[Written instruction] Which lines include the word "subtitle"? Copy each of them.

— START Provided information —

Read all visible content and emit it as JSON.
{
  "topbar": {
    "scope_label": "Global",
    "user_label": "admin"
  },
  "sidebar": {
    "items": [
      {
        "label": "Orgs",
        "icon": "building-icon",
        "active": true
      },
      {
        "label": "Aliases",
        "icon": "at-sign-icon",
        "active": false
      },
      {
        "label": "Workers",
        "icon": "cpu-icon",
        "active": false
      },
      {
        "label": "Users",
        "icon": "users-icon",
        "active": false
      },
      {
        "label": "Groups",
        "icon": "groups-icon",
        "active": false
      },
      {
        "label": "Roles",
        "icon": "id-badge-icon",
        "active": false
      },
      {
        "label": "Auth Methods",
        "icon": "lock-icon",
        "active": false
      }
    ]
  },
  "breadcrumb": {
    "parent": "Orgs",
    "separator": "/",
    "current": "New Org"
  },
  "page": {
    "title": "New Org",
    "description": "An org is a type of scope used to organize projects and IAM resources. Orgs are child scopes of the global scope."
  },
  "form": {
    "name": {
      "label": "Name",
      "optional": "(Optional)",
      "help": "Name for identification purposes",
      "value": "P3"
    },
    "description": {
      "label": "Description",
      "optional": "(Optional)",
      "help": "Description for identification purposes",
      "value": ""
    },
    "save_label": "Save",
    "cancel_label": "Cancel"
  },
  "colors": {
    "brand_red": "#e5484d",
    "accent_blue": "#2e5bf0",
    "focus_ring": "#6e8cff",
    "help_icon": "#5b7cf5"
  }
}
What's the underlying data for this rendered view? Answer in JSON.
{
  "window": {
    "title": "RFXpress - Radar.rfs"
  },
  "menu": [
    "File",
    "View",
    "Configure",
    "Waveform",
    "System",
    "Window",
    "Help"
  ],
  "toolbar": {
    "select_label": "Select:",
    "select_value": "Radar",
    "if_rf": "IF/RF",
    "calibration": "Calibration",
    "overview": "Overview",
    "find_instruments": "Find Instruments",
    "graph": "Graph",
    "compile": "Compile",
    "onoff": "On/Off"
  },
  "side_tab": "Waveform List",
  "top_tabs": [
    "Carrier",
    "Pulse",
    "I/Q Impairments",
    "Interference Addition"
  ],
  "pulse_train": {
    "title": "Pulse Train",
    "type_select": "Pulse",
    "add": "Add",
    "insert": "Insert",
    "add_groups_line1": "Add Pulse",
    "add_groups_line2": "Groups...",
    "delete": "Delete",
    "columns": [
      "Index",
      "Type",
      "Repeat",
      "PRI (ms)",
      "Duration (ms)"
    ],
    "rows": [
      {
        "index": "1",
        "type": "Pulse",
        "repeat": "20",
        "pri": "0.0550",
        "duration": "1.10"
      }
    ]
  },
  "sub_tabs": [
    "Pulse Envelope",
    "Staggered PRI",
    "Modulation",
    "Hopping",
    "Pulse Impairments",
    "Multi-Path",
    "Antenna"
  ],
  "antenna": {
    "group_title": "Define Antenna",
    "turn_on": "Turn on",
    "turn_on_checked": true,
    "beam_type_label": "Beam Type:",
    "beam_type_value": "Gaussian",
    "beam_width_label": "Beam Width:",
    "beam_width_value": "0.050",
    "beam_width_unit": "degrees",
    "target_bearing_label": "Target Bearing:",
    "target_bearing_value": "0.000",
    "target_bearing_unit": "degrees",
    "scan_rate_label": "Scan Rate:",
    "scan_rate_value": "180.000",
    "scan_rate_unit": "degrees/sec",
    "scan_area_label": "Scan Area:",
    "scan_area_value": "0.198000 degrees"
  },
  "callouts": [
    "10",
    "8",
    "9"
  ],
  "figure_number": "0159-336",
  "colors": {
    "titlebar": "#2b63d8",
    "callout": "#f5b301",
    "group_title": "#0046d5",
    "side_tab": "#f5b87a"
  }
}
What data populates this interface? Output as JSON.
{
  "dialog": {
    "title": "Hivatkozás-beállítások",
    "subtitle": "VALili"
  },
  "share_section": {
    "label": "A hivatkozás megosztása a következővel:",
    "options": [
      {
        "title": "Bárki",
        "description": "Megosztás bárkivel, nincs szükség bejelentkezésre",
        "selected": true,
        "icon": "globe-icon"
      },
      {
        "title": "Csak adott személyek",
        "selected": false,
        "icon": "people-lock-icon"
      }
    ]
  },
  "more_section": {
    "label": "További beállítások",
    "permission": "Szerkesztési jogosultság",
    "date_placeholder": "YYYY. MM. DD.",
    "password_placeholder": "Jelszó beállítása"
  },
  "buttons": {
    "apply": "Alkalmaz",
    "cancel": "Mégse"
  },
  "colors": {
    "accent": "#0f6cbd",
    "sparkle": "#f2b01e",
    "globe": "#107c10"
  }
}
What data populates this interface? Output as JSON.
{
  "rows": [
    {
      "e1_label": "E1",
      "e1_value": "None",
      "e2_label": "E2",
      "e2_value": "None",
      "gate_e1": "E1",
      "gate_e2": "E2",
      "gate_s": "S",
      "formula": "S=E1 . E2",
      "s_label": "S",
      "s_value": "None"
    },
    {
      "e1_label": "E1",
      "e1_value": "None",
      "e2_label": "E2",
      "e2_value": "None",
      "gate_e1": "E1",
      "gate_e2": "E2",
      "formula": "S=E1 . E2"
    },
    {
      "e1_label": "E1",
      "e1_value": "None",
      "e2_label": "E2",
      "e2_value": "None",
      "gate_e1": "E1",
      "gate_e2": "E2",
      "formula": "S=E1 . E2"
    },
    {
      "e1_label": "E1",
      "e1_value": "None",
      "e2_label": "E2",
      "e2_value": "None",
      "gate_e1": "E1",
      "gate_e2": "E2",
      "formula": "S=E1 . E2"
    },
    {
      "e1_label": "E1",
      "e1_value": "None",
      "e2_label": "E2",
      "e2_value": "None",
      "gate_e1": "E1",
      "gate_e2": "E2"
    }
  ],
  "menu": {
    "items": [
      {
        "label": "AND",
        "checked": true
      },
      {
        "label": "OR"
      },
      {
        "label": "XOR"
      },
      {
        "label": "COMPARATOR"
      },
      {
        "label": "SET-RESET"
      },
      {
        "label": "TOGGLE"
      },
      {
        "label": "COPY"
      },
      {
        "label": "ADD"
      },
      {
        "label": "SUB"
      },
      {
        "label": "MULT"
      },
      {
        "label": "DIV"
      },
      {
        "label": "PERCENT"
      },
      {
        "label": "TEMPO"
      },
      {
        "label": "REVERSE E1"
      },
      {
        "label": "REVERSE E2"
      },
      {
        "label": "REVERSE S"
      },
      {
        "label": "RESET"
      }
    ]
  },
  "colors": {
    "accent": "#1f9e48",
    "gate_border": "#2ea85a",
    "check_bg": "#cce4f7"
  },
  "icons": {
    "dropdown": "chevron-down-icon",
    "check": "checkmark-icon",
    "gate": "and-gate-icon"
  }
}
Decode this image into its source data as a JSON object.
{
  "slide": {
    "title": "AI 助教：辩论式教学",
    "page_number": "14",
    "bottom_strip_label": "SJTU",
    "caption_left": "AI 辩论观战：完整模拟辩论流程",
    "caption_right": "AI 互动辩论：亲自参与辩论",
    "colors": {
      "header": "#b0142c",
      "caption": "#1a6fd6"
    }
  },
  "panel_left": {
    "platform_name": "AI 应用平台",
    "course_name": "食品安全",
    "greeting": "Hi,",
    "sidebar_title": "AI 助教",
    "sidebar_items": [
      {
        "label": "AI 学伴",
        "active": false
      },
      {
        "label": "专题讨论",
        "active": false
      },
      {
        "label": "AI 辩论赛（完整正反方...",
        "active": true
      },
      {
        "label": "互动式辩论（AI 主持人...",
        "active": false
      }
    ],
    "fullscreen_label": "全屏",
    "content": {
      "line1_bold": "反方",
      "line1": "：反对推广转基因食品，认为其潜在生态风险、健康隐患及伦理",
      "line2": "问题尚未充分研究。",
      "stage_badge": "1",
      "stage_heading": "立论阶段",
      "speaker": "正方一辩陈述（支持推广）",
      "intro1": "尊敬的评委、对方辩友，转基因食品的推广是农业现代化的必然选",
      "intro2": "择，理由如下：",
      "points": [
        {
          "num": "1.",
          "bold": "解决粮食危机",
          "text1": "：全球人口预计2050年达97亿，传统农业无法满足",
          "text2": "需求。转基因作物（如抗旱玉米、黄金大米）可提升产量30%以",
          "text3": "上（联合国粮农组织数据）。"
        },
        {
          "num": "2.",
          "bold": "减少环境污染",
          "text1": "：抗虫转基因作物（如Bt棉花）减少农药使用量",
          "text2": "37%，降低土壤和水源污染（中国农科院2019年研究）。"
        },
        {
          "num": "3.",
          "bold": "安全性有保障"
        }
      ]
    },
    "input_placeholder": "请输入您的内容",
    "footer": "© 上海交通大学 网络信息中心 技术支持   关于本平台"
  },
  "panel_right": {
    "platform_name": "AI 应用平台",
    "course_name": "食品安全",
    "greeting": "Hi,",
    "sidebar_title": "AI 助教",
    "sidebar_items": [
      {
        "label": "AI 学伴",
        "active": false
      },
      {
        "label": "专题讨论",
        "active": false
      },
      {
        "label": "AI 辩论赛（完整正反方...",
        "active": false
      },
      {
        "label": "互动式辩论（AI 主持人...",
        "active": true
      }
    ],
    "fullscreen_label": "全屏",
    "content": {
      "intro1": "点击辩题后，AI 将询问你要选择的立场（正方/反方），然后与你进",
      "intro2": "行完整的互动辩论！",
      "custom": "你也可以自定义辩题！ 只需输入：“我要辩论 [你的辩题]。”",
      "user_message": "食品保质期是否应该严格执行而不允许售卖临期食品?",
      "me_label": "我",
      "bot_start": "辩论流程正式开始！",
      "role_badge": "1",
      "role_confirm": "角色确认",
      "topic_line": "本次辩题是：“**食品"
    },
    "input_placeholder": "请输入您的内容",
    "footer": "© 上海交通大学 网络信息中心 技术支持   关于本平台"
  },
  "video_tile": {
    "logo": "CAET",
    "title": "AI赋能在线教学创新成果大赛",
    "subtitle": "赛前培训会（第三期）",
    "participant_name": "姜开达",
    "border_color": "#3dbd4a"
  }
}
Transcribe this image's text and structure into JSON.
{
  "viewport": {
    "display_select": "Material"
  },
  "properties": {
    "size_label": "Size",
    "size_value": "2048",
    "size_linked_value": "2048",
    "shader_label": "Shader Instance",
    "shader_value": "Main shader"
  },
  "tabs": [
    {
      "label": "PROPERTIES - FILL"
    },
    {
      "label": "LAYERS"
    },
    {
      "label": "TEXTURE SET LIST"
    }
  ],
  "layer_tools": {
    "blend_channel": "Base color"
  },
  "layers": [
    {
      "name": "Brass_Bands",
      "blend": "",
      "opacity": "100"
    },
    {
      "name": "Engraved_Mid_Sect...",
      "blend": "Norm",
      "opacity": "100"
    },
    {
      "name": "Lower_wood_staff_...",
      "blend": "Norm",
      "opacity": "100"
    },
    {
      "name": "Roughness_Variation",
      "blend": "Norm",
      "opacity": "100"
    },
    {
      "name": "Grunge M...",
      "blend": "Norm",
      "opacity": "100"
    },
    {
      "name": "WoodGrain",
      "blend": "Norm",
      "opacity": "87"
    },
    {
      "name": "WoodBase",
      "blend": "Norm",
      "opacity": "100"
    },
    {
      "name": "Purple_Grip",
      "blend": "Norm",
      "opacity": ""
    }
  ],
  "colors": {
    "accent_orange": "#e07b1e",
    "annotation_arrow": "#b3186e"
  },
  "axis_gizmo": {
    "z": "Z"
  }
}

— END Provided information —

[Solution to the exercise]
    "subtitle": "VALili"
    "subtitle": "赛前培训会（第三期）",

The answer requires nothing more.